The task → Pull each line holding the word "this" from the data.

Information shown →
^^^^^^^^
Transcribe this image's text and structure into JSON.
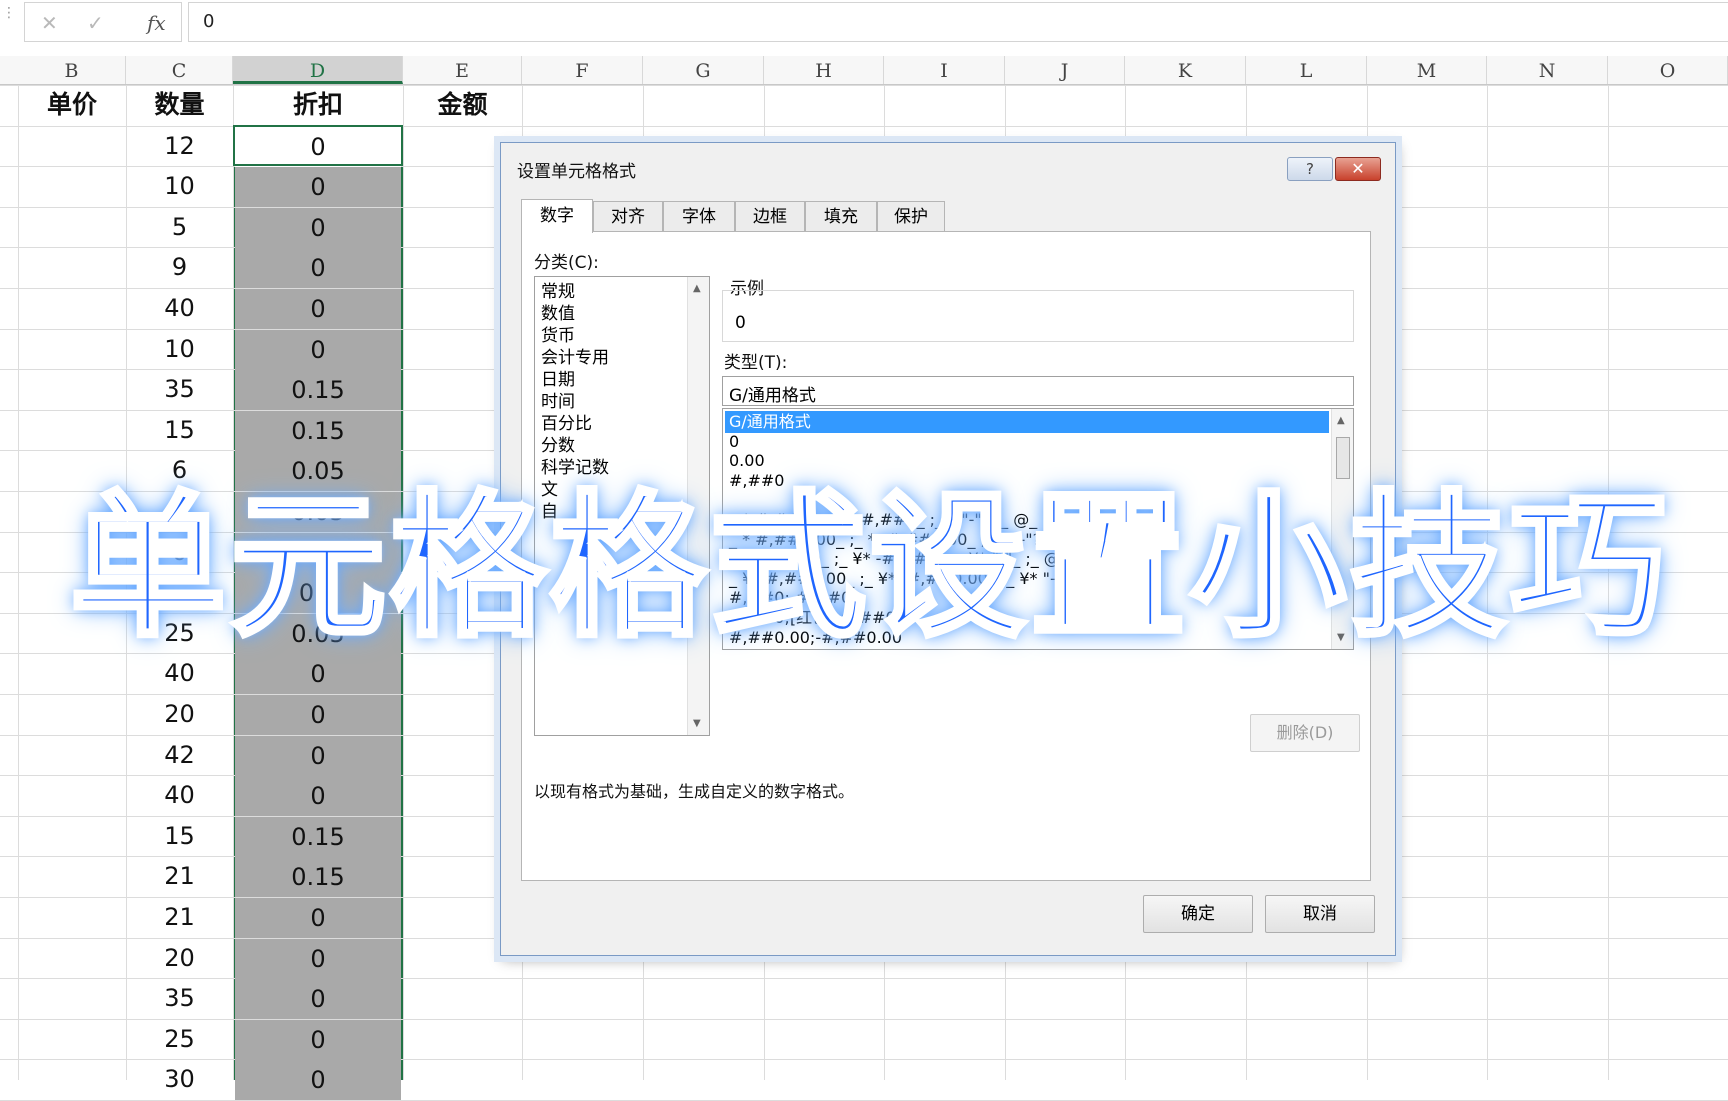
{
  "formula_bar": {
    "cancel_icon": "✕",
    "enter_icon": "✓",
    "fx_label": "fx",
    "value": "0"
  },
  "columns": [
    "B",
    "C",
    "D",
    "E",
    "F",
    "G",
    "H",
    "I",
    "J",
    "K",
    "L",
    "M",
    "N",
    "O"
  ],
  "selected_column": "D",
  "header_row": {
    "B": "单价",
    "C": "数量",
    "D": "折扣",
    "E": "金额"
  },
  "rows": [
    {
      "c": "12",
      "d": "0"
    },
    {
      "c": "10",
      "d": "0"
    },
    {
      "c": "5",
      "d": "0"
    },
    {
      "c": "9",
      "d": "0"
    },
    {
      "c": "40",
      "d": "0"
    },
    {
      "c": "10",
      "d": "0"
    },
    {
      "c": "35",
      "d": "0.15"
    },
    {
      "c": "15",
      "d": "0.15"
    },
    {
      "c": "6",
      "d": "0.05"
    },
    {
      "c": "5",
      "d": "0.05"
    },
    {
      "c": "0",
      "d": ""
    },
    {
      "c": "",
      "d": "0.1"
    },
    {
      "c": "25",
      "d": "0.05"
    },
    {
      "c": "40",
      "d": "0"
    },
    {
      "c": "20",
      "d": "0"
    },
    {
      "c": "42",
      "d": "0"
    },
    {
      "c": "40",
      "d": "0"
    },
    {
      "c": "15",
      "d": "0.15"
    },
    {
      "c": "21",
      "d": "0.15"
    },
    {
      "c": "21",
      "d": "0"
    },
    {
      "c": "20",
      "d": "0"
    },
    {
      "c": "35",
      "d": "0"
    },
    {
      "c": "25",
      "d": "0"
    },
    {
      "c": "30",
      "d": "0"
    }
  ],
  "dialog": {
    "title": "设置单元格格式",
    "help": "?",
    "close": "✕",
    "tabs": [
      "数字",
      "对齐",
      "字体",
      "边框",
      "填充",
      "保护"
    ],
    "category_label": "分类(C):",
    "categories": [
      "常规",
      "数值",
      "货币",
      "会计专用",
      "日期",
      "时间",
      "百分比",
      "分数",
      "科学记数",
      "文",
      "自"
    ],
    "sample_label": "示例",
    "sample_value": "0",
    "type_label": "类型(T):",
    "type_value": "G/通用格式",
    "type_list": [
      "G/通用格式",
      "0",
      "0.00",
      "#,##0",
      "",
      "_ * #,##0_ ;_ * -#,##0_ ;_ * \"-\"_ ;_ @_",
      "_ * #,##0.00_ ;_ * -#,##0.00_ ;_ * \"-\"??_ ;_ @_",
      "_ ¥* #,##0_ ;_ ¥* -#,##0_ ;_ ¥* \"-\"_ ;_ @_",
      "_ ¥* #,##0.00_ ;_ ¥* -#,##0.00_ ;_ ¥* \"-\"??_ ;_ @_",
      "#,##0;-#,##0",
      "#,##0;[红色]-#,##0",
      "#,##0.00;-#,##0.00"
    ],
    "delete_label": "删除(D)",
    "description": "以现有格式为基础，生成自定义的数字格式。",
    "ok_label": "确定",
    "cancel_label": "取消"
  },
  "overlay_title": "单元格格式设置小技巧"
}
^^^^^^^^
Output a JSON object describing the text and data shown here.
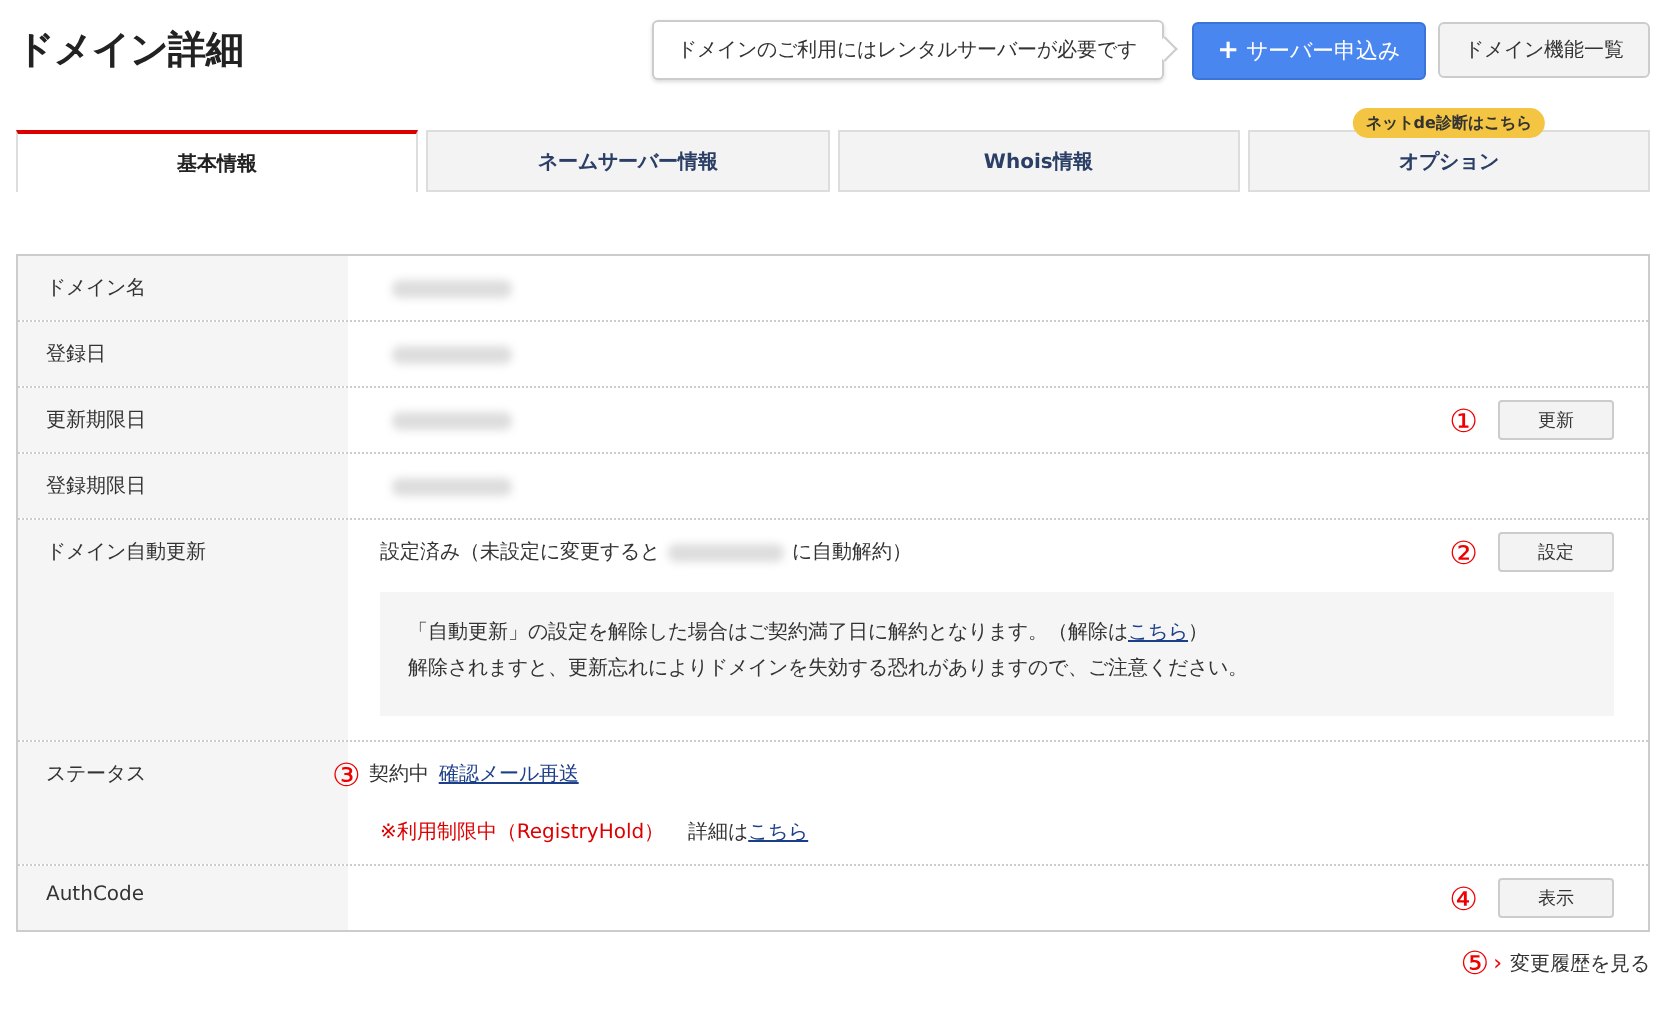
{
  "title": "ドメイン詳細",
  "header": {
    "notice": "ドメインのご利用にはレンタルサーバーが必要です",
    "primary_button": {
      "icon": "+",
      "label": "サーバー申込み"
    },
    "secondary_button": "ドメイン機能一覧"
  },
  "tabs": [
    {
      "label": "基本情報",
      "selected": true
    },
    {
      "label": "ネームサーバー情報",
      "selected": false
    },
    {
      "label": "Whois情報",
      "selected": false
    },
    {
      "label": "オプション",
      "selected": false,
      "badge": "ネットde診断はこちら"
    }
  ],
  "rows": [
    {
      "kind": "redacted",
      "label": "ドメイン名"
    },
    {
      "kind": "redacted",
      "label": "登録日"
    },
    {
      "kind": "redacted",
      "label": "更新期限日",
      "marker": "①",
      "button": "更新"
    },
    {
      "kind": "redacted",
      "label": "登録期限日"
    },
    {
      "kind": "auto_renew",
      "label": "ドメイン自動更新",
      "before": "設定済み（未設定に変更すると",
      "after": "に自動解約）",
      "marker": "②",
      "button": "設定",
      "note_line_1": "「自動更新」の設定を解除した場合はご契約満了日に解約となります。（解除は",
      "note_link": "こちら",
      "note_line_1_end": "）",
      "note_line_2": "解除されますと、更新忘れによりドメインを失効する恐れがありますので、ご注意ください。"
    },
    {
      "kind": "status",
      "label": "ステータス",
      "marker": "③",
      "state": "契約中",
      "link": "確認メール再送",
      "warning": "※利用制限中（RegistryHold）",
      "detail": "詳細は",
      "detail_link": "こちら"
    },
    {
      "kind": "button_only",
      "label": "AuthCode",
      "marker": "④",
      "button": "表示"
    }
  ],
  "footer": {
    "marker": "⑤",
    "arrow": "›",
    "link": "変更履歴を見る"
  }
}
^^^^^^^^
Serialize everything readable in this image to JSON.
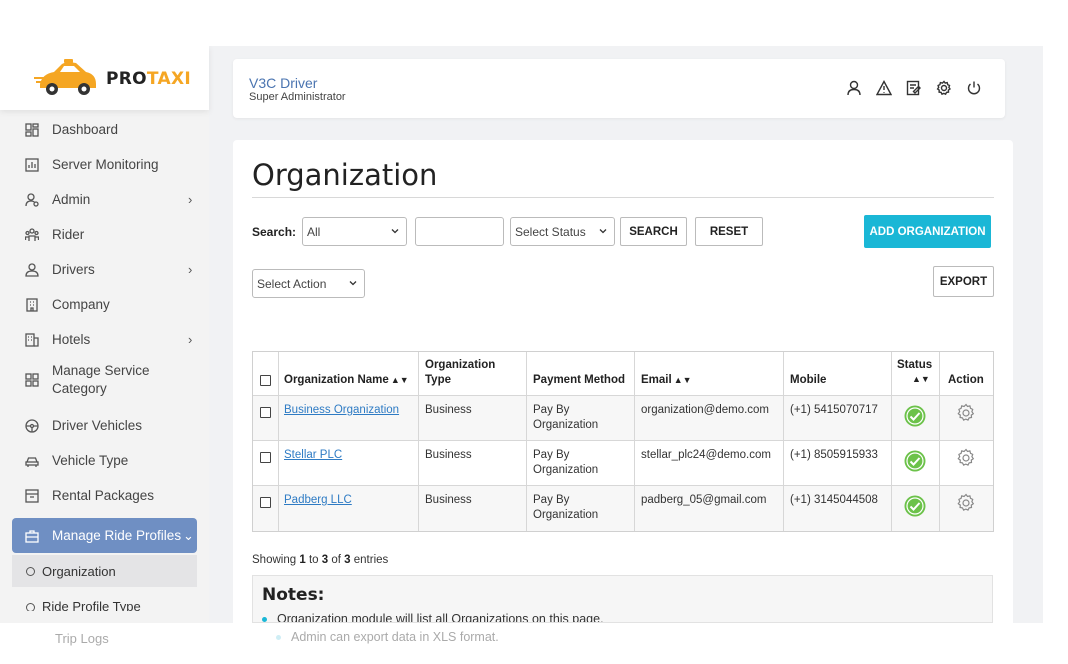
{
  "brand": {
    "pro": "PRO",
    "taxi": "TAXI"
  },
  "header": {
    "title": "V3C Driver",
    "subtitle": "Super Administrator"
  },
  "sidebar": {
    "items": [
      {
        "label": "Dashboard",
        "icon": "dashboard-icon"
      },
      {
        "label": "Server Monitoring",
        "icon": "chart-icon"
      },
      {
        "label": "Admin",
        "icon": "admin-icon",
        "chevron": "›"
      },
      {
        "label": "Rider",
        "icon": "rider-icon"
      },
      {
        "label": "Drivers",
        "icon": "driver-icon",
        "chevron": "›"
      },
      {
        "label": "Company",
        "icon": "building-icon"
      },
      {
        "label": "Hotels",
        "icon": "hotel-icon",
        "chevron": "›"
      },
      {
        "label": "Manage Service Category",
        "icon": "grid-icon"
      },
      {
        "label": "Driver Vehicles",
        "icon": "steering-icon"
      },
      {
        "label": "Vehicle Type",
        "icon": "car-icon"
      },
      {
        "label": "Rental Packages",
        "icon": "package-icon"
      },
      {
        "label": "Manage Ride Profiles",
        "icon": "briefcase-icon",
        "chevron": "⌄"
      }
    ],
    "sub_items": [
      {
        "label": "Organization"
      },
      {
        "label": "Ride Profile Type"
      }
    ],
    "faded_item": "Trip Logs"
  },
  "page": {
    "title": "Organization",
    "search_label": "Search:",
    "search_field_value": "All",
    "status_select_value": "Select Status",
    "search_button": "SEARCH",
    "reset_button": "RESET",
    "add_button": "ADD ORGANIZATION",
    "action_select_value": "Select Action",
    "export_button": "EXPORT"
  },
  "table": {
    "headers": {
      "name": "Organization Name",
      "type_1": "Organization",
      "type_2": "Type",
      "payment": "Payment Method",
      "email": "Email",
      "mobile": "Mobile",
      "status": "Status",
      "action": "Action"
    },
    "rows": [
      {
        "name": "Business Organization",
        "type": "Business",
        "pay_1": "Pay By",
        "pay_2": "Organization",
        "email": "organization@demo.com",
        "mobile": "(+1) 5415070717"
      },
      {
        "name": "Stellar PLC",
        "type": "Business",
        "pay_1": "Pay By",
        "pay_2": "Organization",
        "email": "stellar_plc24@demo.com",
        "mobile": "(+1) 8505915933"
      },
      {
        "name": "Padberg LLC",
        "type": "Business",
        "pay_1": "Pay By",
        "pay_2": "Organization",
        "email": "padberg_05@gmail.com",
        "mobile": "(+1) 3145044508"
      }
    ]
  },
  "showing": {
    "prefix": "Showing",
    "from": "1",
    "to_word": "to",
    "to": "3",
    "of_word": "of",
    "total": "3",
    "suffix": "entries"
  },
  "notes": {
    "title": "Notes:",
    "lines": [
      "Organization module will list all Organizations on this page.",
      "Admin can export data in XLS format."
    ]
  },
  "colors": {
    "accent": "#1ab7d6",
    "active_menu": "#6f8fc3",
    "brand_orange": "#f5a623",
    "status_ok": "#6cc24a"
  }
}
^^^^^^^^
Task result →
Transcribe this image's text and structure into JSON.
Serialize everything readable in this image to JSON.
      "Organization module will list all Organizations on this page.",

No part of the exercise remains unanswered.